> _AIM OF THE TASK_
Check each line of the records for "xlabel"; collect those that have it.

> _EXERCISE INPUT_

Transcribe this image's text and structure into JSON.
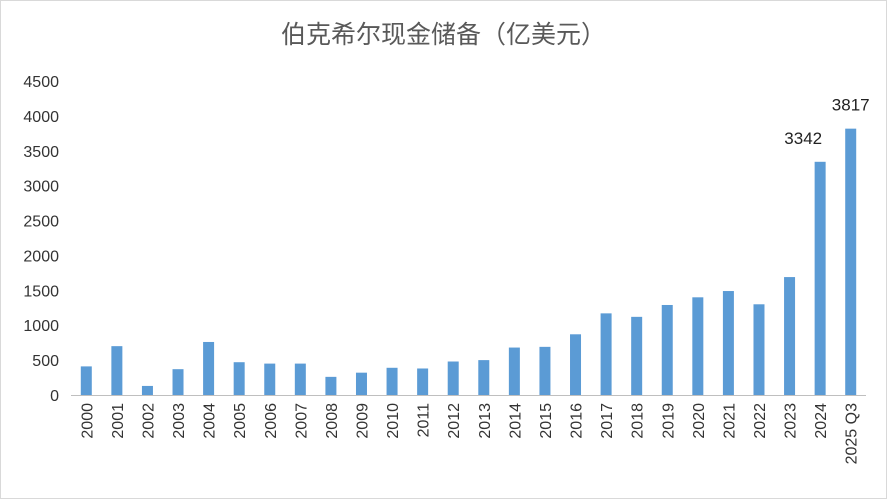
{
  "chart_data": {
    "type": "bar",
    "title": "伯克希尔现金储备（亿美元）",
    "xlabel": "",
    "ylabel": "",
    "categories": [
      "2000",
      "2001",
      "2002",
      "2003",
      "2004",
      "2005",
      "2006",
      "2007",
      "2008",
      "2009",
      "2010",
      "2011",
      "2012",
      "2013",
      "2014",
      "2015",
      "2016",
      "2017",
      "2018",
      "2019",
      "2020",
      "2021",
      "2022",
      "2023",
      "2024",
      "2025 Q3"
    ],
    "values": [
      410,
      700,
      130,
      370,
      760,
      470,
      450,
      450,
      260,
      320,
      390,
      380,
      480,
      500,
      680,
      690,
      870,
      1170,
      1120,
      1290,
      1400,
      1490,
      1300,
      1690,
      3342,
      3817
    ],
    "data_labels": [
      {
        "index": 24,
        "text": "3342"
      },
      {
        "index": 25,
        "text": "3817"
      }
    ],
    "ylim": [
      0,
      4500
    ],
    "yticks": [
      0,
      500,
      1000,
      1500,
      2000,
      2500,
      3000,
      3500,
      4000,
      4500
    ],
    "bar_color": "#5b9bd5",
    "grid": false,
    "legend": "none"
  }
}
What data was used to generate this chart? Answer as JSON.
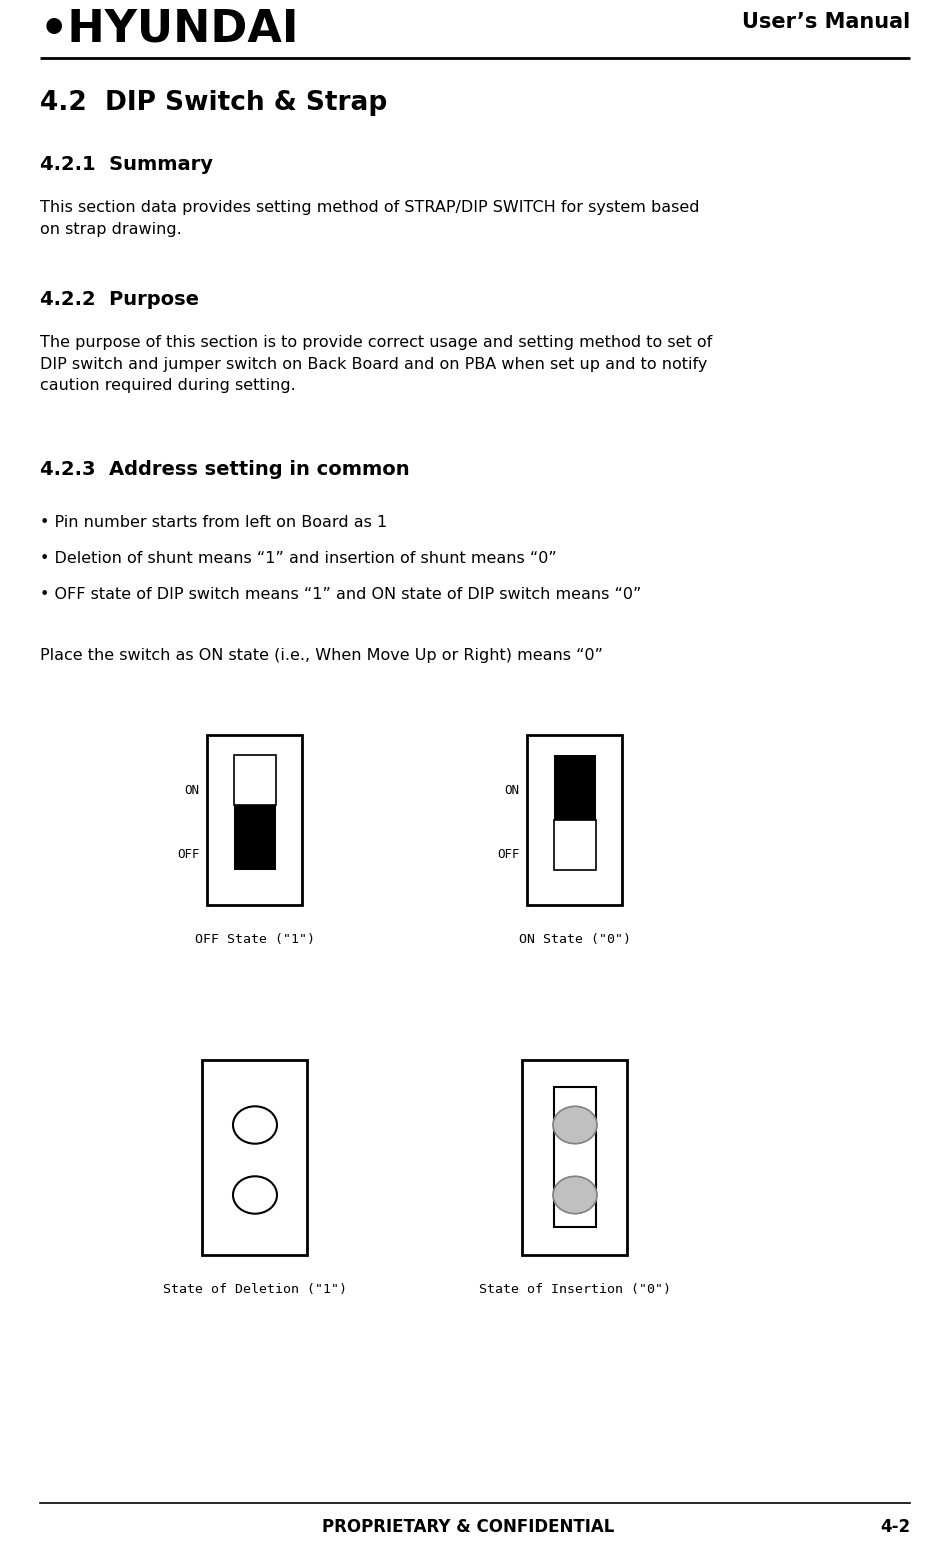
{
  "title_right": "User’s Manual",
  "section_title": "4.2  DIP Switch & Strap",
  "sub1_title": "4.2.1  Summary",
  "sub1_body": "This section data provides setting method of STRAP/DIP SWITCH for system based\non strap drawing.",
  "sub2_title": "4.2.2  Purpose",
  "sub2_body": "The purpose of this section is to provide correct usage and setting method to set of\nDIP switch and jumper switch on Back Board and on PBA when set up and to notify\ncaution required during setting.",
  "sub3_title": "4.2.3  Address setting in common",
  "bullets": [
    "• Pin number starts from left on Board as 1",
    "• Deletion of shunt means “1” and insertion of shunt means “0”",
    "• OFF state of DIP switch means “1” and ON state of DIP switch means “0”"
  ],
  "place_text": "Place the switch as ON state (i.e., When Move Up or Right) means “0”",
  "footer_center": "PROPRIETARY & CONFIDENTIAL",
  "footer_right": "4-2",
  "bg_color": "#ffffff",
  "text_color": "#000000"
}
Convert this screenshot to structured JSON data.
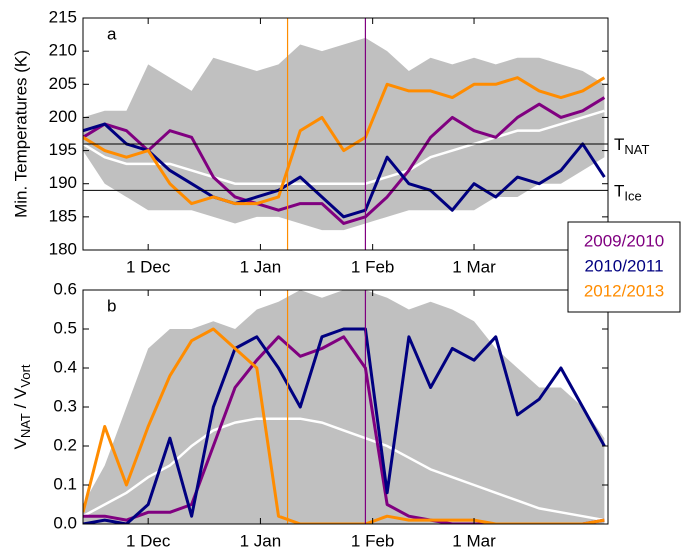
{
  "chart_data": [
    {
      "type": "line",
      "panel": "a",
      "ylabel": "Min. Temperatures (K)",
      "x": [
        -18,
        -12,
        -6,
        0,
        6,
        12,
        18,
        24,
        30,
        36,
        42,
        48,
        54,
        60,
        66,
        72,
        78,
        84,
        90,
        96,
        102,
        108,
        114,
        120,
        126
      ],
      "xlim": [
        -18,
        127
      ],
      "xticks": [
        {
          "value": 0,
          "label": "1 Dec"
        },
        {
          "value": 31,
          "label": "1 Jan"
        },
        {
          "value": 62,
          "label": "1 Feb"
        },
        {
          "value": 90,
          "label": "1 Mar"
        }
      ],
      "ylim": [
        180,
        215
      ],
      "yticks": [
        180,
        185,
        190,
        195,
        200,
        205,
        210,
        215
      ],
      "band": {
        "color": "#c0c0c0",
        "upper": [
          200,
          201,
          201,
          208,
          206,
          204,
          209,
          208,
          207,
          208,
          211,
          210,
          211,
          212,
          210,
          207,
          209,
          208,
          209,
          208,
          209,
          209,
          208,
          207,
          205
        ],
        "lower": [
          195,
          190,
          188,
          186,
          186,
          186,
          185,
          184,
          185,
          185,
          184,
          183,
          183,
          184,
          185,
          186,
          186,
          186,
          186,
          188,
          188,
          190,
          190,
          192,
          194
        ]
      },
      "mean": {
        "color": "#ffffff",
        "values": [
          196,
          194,
          193,
          193,
          193,
          192,
          191,
          190,
          190,
          190,
          190,
          190,
          190,
          190,
          191,
          192,
          194,
          195,
          196,
          197,
          198,
          198,
          199,
          200,
          201
        ]
      },
      "hlines": [
        {
          "value": 196,
          "label": "T",
          "sub": "NAT"
        },
        {
          "value": 189,
          "label": "T",
          "sub": "Ice"
        }
      ],
      "vlines": [
        {
          "value": 38.5,
          "color": "#ff8c00"
        },
        {
          "value": 60,
          "color": "#800080"
        }
      ],
      "series": [
        {
          "name": "2009/2010",
          "color": "#800080",
          "values": [
            197,
            199,
            198,
            195,
            198,
            197,
            191,
            188,
            187,
            186,
            187,
            187,
            184,
            185,
            188,
            192,
            197,
            200,
            198,
            197,
            200,
            202,
            200,
            201,
            203
          ]
        },
        {
          "name": "2010/2011",
          "color": "#000080",
          "values": [
            198,
            199,
            196,
            195,
            192,
            190,
            188,
            187,
            188,
            189,
            191,
            188,
            185,
            186,
            194,
            190,
            189,
            186,
            190,
            188,
            191,
            190,
            192,
            196,
            191
          ]
        },
        {
          "name": "2012/2013",
          "color": "#ff8c00",
          "values": [
            197,
            195,
            194,
            195,
            190,
            187,
            188,
            187,
            187,
            188,
            198,
            200,
            195,
            197,
            205,
            204,
            204,
            203,
            205,
            205,
            206,
            204,
            203,
            204,
            206
          ]
        }
      ]
    },
    {
      "type": "line",
      "panel": "b",
      "ylabel": [
        "V",
        "NAT",
        " / V",
        "Vort"
      ],
      "x": [
        -18,
        -12,
        -6,
        0,
        6,
        12,
        18,
        24,
        30,
        36,
        42,
        48,
        54,
        60,
        66,
        72,
        78,
        84,
        90,
        96,
        102,
        108,
        114,
        120,
        126
      ],
      "xlim": [
        -18,
        127
      ],
      "xticks": [
        {
          "value": 0,
          "label": "1 Dec"
        },
        {
          "value": 31,
          "label": "1 Jan"
        },
        {
          "value": 62,
          "label": "1 Feb"
        },
        {
          "value": 90,
          "label": "1 Mar"
        }
      ],
      "ylim": [
        0,
        0.6
      ],
      "yticks": [
        {
          "value": 0,
          "label": "0.0"
        },
        0.1,
        0.2,
        0.3,
        0.4,
        0.5,
        0.6
      ],
      "band": {
        "color": "#c0c0c0",
        "upper": [
          0.05,
          0.15,
          0.3,
          0.45,
          0.5,
          0.5,
          0.52,
          0.5,
          0.55,
          0.57,
          0.6,
          0.58,
          0.6,
          0.6,
          0.58,
          0.55,
          0.57,
          0.55,
          0.52,
          0.45,
          0.4,
          0.35,
          0.35,
          0.3,
          0.22
        ],
        "lower": [
          0,
          0,
          0,
          0,
          0,
          0,
          0,
          0,
          0,
          0,
          0,
          0,
          0,
          0,
          0,
          0,
          0,
          0,
          0,
          0,
          0,
          0,
          0,
          0,
          0
        ]
      },
      "mean": {
        "color": "#ffffff",
        "values": [
          0.02,
          0.05,
          0.08,
          0.12,
          0.15,
          0.2,
          0.24,
          0.26,
          0.27,
          0.27,
          0.27,
          0.26,
          0.24,
          0.22,
          0.2,
          0.17,
          0.14,
          0.12,
          0.1,
          0.08,
          0.06,
          0.04,
          0.03,
          0.02,
          0.01
        ]
      },
      "vlines": [
        {
          "value": 38.5,
          "color": "#ff8c00"
        },
        {
          "value": 60,
          "color": "#800080"
        }
      ],
      "series": [
        {
          "color": "#800080",
          "values": [
            0.02,
            0.02,
            0.01,
            0.03,
            0.03,
            0.05,
            0.2,
            0.35,
            0.42,
            0.48,
            0.43,
            0.45,
            0.48,
            0.4,
            0.05,
            0.02,
            0.01,
            0,
            0,
            0,
            0,
            0,
            0,
            0,
            0.01
          ]
        },
        {
          "color": "#000080",
          "values": [
            0,
            0.01,
            0,
            0.05,
            0.22,
            0.02,
            0.3,
            0.45,
            0.48,
            0.4,
            0.3,
            0.48,
            0.5,
            0.5,
            0.08,
            0.48,
            0.35,
            0.45,
            0.42,
            0.48,
            0.28,
            0.32,
            0.4,
            0.3,
            0.2
          ]
        },
        {
          "color": "#ff8c00",
          "values": [
            0.03,
            0.25,
            0.1,
            0.25,
            0.38,
            0.47,
            0.5,
            0.45,
            0.4,
            0.02,
            0,
            0,
            0,
            0,
            0.02,
            0.01,
            0.01,
            0.01,
            0.01,
            0,
            0,
            0,
            0,
            0,
            0.01
          ]
        }
      ]
    }
  ]
}
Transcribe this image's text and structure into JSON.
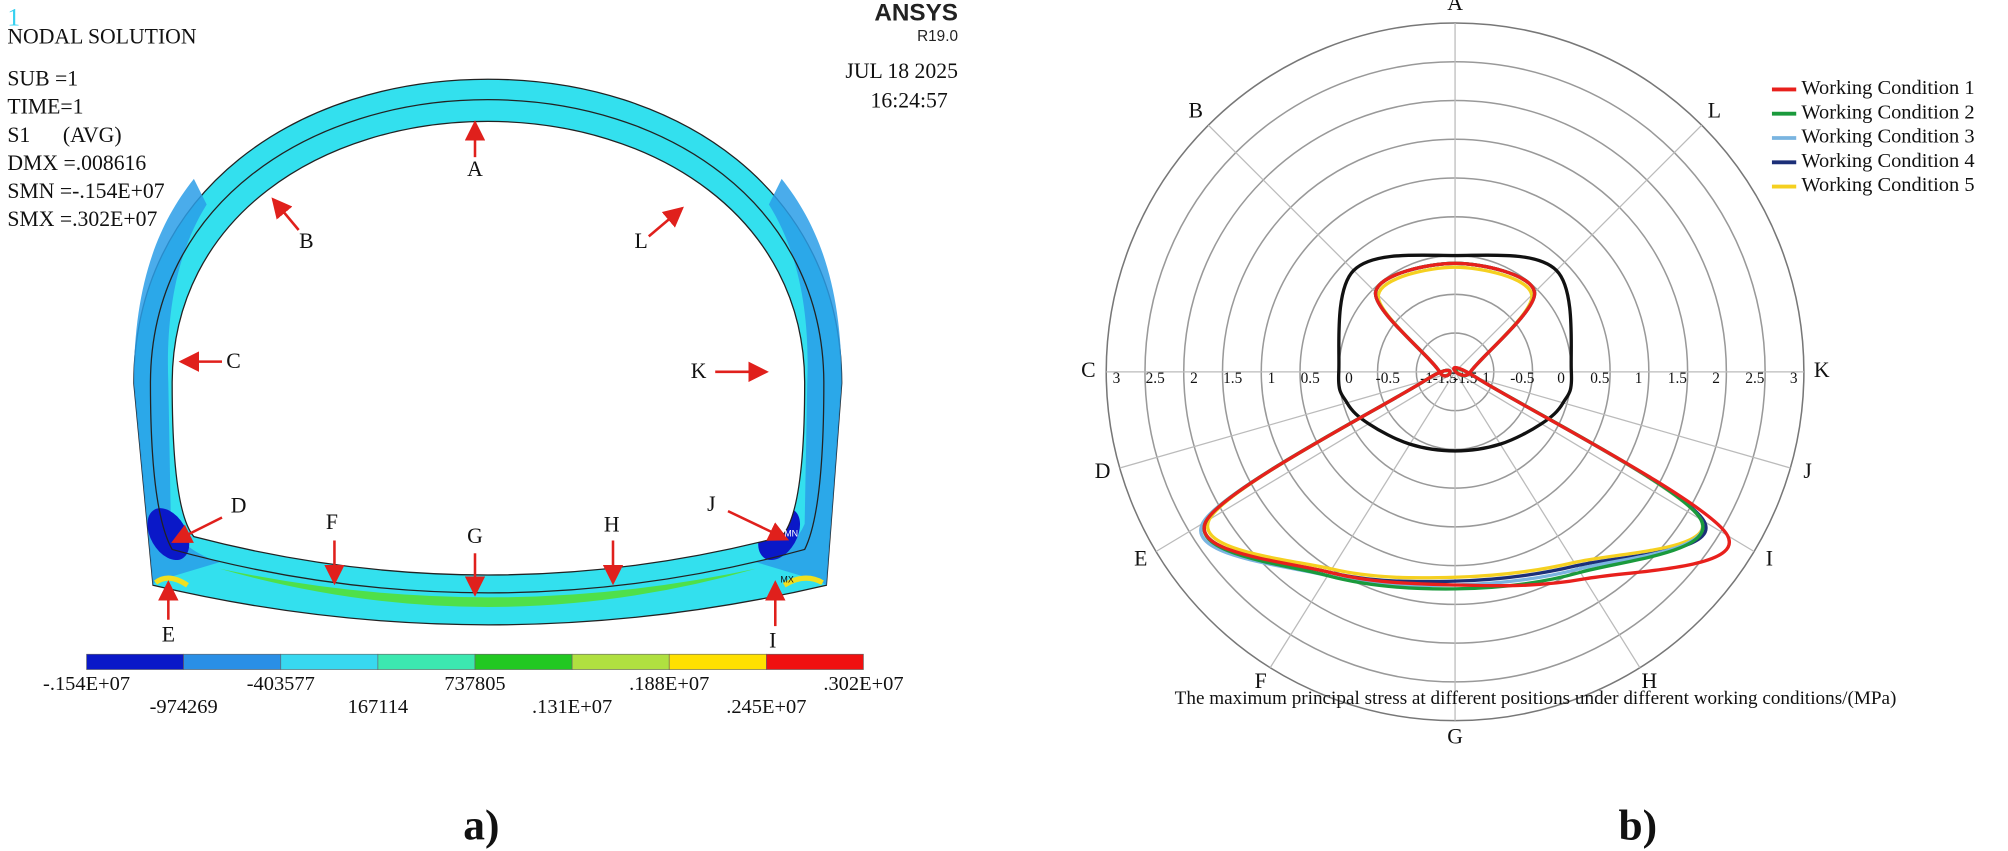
{
  "panel_a": {
    "logo": "1",
    "title": "NODAL SOLUTION",
    "info_lines": [
      "SUB =1",
      "TIME=1",
      "S1      (AVG)",
      "DMX =.008616",
      "SMN =-.154E+07",
      "SMX =.302E+07"
    ],
    "brand": "ANSYS",
    "version": "R19.0",
    "date": "JUL 18 2025",
    "time": "16:24:57",
    "point_labels": [
      "A",
      "B",
      "L",
      "C",
      "K",
      "D",
      "J",
      "F",
      "G",
      "H",
      "E",
      "I"
    ],
    "min_marker": "MN",
    "max_marker": "MX",
    "colorbar_labels": [
      "-.154E+07",
      "-974269",
      "-403577",
      "167114",
      "737805",
      ".131E+07",
      ".188E+07",
      ".245E+07",
      ".302E+07"
    ],
    "caption": "a)"
  },
  "chart_data": {
    "type": "radar",
    "categories": [
      "A",
      "L",
      "K",
      "J",
      "I",
      "H",
      "G",
      "F",
      "E",
      "D",
      "C",
      "B"
    ],
    "rlim": [
      -1.5,
      3
    ],
    "rticks": [
      -1.5,
      -1,
      -0.5,
      0,
      0.5,
      1,
      1.5,
      2,
      2.5,
      3
    ],
    "xlabel": "The maximum principal stress at different positions under different working conditions/(MPa)",
    "legend": "upper right",
    "grid": true,
    "series": [
      {
        "name": "Working Condition 1",
        "color": "#e8201c",
        "values": [
          -0.1,
          -0.05,
          -1.3,
          -1.2,
          2.6,
          1.65,
          1.25,
          1.55,
          2.25,
          -1.1,
          -1.3,
          -0.05
        ]
      },
      {
        "name": "Working Condition 2",
        "color": "#1a9a3c",
        "values": [
          -0.1,
          -0.05,
          -1.3,
          -1.2,
          2.2,
          1.55,
          1.3,
          1.6,
          2.25,
          -1.1,
          -1.3,
          -0.05
        ]
      },
      {
        "name": "Working Condition 3",
        "color": "#7ab4e0",
        "values": [
          -0.1,
          -0.05,
          -1.3,
          -1.2,
          2.2,
          1.5,
          1.25,
          1.6,
          2.3,
          -1.1,
          -1.3,
          -0.05
        ]
      },
      {
        "name": "Working Condition 4",
        "color": "#1c2f78",
        "values": [
          -0.1,
          -0.05,
          -1.3,
          -1.2,
          2.25,
          1.45,
          1.2,
          1.55,
          2.25,
          -1.1,
          -1.3,
          -0.05
        ]
      },
      {
        "name": "Working Condition 5",
        "color": "#f5d020",
        "values": [
          -0.15,
          -0.1,
          -1.3,
          -1.2,
          2.2,
          1.4,
          1.15,
          1.5,
          2.2,
          -1.1,
          -1.3,
          -0.1
        ]
      },
      {
        "color": "#111111",
        "values": [
          0,
          0.35,
          0,
          -0.05,
          -0.2,
          -0.4,
          -0.48,
          -0.4,
          -0.2,
          -0.05,
          0,
          0.35
        ]
      }
    ]
  },
  "caption_b": "b)"
}
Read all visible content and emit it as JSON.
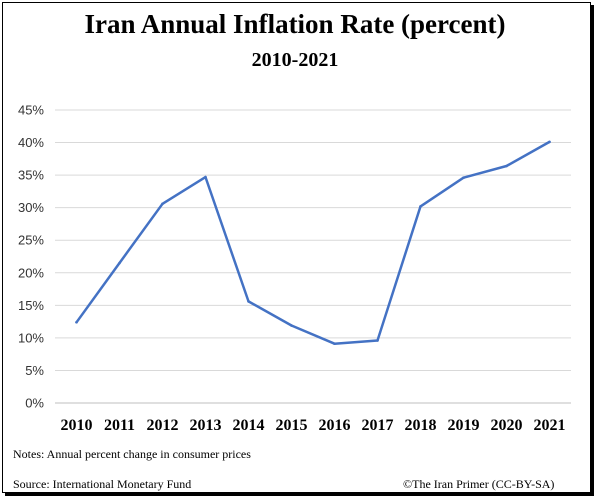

> _ANSWER BELOW_
    "xlabel": "",
    "xlabel": "The maximum principal stress at different positions under different working conditions/(MPa)",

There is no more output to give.